- _TO BE DONE_: Quote the records word for word, beginning with the first line and stopping after the line that contains "replying-label: Replying to [78,704,154,721]".

>>>>

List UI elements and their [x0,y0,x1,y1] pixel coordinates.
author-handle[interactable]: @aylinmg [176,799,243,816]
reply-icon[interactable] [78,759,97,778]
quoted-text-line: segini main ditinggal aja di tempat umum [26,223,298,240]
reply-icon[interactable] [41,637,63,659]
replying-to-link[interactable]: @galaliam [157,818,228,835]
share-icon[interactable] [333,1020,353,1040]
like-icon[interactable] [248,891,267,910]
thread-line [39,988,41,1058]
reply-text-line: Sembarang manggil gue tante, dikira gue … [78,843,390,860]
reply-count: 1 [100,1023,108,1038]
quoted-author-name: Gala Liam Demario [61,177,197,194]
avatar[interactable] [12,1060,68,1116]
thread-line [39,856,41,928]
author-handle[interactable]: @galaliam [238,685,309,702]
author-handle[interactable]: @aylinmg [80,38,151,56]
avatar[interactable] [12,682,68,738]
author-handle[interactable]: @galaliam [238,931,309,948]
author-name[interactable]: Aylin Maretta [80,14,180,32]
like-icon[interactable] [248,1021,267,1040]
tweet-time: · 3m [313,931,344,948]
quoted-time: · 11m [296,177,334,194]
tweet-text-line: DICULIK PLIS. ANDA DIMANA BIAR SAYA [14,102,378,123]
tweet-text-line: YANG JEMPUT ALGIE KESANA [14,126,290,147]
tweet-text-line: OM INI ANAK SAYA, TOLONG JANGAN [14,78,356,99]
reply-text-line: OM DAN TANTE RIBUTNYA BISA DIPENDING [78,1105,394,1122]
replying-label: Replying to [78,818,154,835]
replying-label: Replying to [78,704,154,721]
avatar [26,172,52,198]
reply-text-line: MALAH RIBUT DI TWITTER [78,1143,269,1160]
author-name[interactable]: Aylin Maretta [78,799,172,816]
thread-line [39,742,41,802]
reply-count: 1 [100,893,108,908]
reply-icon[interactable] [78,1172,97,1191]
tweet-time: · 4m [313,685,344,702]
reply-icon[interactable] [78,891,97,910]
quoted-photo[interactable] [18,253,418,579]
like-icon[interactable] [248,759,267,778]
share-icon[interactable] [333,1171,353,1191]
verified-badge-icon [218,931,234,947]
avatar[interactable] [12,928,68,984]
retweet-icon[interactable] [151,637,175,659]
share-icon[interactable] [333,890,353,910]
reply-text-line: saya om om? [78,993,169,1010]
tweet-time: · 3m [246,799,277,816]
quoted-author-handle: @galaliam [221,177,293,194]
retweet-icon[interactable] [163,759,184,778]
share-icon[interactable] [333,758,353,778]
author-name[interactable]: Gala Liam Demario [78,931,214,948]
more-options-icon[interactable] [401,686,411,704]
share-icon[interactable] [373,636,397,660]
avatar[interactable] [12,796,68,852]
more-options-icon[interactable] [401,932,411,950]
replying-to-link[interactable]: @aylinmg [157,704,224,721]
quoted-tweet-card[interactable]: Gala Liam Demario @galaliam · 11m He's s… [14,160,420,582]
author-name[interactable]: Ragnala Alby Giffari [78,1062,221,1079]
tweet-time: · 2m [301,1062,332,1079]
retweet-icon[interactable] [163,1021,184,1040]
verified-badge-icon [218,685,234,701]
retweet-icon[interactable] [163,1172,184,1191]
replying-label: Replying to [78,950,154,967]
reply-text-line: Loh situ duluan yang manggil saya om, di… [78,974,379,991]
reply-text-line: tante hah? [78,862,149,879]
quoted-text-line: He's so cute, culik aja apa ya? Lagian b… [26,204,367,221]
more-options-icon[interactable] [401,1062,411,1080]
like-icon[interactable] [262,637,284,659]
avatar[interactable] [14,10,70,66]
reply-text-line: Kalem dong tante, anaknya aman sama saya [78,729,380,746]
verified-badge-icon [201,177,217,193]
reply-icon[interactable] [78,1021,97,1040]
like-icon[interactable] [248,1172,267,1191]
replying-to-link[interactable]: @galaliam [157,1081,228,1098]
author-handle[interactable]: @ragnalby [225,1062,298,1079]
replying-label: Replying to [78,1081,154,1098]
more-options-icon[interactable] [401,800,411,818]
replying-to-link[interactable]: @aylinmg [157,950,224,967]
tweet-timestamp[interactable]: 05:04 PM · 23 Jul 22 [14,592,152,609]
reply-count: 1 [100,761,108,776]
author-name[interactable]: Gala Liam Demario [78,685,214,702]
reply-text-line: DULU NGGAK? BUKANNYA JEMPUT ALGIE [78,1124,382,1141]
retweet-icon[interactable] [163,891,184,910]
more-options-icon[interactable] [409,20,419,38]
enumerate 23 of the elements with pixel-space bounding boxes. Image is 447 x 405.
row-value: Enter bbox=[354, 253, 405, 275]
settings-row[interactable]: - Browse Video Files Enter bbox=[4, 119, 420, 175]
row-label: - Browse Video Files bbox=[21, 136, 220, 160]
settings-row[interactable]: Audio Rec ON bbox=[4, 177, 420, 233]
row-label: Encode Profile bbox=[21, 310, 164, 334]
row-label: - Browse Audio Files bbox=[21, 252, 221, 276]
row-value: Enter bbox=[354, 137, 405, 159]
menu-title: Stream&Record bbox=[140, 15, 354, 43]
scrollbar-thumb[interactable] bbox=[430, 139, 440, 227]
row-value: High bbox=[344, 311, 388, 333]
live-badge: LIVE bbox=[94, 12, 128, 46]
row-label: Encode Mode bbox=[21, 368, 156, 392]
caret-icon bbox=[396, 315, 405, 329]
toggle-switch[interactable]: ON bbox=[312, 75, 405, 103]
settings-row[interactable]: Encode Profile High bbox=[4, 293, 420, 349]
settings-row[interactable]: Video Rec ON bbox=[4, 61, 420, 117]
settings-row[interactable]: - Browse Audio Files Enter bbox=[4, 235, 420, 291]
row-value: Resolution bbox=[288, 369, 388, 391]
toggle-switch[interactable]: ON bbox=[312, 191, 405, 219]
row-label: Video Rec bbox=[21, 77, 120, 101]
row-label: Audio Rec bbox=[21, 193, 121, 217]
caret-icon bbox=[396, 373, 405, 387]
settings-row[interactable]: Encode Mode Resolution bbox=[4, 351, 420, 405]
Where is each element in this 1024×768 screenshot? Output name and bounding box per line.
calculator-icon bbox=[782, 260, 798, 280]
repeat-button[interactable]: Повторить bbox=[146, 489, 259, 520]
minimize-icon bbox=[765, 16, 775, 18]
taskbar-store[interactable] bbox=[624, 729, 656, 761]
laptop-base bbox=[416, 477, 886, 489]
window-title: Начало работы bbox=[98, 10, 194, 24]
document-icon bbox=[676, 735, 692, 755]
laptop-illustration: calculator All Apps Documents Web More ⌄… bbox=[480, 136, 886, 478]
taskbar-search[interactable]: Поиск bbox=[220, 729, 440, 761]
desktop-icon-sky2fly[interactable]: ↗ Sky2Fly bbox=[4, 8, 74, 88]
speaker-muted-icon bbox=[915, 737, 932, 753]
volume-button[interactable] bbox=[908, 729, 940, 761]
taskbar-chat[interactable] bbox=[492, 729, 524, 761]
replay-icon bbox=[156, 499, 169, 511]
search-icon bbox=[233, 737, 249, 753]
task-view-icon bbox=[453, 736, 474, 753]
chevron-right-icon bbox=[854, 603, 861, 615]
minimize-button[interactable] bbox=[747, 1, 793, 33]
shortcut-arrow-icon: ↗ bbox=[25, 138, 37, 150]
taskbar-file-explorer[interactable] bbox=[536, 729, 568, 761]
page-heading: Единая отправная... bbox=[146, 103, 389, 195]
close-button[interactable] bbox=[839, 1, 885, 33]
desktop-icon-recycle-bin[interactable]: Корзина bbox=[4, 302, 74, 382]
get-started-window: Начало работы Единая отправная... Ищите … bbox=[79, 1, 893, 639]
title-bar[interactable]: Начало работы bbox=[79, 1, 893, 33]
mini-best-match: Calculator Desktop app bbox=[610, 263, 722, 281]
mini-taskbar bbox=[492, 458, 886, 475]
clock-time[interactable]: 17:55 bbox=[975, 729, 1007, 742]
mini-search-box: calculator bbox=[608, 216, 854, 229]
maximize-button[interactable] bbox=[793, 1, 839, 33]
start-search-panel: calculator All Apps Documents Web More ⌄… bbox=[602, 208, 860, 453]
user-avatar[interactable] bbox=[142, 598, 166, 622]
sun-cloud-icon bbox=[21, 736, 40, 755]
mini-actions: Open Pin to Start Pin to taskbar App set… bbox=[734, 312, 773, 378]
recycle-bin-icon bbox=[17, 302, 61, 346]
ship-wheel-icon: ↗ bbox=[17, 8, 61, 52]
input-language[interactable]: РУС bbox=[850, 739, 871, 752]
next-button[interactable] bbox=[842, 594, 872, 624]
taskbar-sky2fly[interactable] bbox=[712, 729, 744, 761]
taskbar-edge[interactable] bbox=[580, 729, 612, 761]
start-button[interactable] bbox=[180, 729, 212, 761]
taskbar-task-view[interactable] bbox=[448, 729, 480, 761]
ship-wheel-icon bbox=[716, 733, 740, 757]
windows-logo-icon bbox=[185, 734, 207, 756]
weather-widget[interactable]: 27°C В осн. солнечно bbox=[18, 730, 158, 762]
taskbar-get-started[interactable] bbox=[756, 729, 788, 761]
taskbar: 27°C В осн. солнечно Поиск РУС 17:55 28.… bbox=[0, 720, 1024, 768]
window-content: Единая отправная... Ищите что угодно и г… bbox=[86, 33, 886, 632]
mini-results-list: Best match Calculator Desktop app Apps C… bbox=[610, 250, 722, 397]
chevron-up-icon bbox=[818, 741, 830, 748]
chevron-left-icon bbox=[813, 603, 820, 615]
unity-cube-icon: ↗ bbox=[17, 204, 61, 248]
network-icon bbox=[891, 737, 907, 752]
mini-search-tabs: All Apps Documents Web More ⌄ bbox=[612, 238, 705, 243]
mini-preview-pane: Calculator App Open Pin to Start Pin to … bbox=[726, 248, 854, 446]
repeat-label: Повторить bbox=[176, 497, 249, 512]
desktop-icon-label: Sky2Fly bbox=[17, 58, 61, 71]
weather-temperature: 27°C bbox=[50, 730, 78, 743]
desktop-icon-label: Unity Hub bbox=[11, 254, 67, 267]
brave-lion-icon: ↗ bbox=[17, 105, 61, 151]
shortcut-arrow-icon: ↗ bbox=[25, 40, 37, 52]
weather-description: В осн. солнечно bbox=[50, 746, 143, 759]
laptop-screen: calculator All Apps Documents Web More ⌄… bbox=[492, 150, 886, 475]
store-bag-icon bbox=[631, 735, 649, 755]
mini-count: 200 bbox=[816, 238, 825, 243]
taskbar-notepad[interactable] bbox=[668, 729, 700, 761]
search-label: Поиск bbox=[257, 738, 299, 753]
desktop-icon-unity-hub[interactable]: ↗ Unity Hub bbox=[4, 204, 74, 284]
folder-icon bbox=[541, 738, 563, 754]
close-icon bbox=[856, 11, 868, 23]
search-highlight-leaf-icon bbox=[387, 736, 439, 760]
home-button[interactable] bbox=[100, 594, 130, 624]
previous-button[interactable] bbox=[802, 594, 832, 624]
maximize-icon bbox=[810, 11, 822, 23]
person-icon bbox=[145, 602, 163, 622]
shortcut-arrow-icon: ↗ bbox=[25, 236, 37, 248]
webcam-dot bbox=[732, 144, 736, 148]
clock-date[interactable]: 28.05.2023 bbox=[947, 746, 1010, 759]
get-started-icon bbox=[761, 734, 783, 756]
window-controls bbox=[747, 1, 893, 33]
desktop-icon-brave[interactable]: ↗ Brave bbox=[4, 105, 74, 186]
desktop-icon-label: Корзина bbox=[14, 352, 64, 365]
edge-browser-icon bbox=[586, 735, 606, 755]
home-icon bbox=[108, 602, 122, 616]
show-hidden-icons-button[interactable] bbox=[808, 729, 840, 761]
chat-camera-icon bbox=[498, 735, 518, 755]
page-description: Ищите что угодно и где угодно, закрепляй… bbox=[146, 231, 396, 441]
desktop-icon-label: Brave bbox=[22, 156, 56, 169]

<<<<

- _SOLVED EXERCISE_:
List UI elements and their [x0,y0,x1,y1] pixel coordinates.
author-handle[interactable]: @aylinmg [176,799,243,816]
reply-icon[interactable] [78,759,97,778]
quoted-text-line: segini main ditinggal aja di tempat umum [26,223,298,240]
reply-icon[interactable] [41,637,63,659]
replying-to-link[interactable]: @galaliam [157,818,228,835]
share-icon[interactable] [333,1020,353,1040]
like-icon[interactable] [248,891,267,910]
thread-line [39,988,41,1058]
reply-text-line: Sembarang manggil gue tante, dikira gue … [78,843,390,860]
reply-count: 1 [100,1023,108,1038]
quoted-author-name: Gala Liam Demario [61,177,197,194]
avatar[interactable] [12,1060,68,1116]
thread-line [39,856,41,928]
author-handle[interactable]: @galaliam [238,685,309,702]
author-handle[interactable]: @aylinmg [80,38,151,56]
avatar[interactable] [12,682,68,738]
author-handle[interactable]: @galaliam [238,931,309,948]
author-name[interactable]: Aylin Maretta [80,14,180,32]
like-icon[interactable] [248,1021,267,1040]
tweet-time: · 3m [313,931,344,948]
quoted-time: · 11m [296,177,334,194]
tweet-text-line: DICULIK PLIS. ANDA DIMANA BIAR SAYA [14,102,378,123]
tweet-text-line: YANG JEMPUT ALGIE KESANA [14,126,290,147]
tweet-text-line: OM INI ANAK SAYA, TOLONG JANGAN [14,78,356,99]
reply-text-line: OM DAN TANTE RIBUTNYA BISA DIPENDING [78,1105,394,1122]
replying-label: Replying to [78,818,154,835]
replying-label: Replying to [78,704,154,721]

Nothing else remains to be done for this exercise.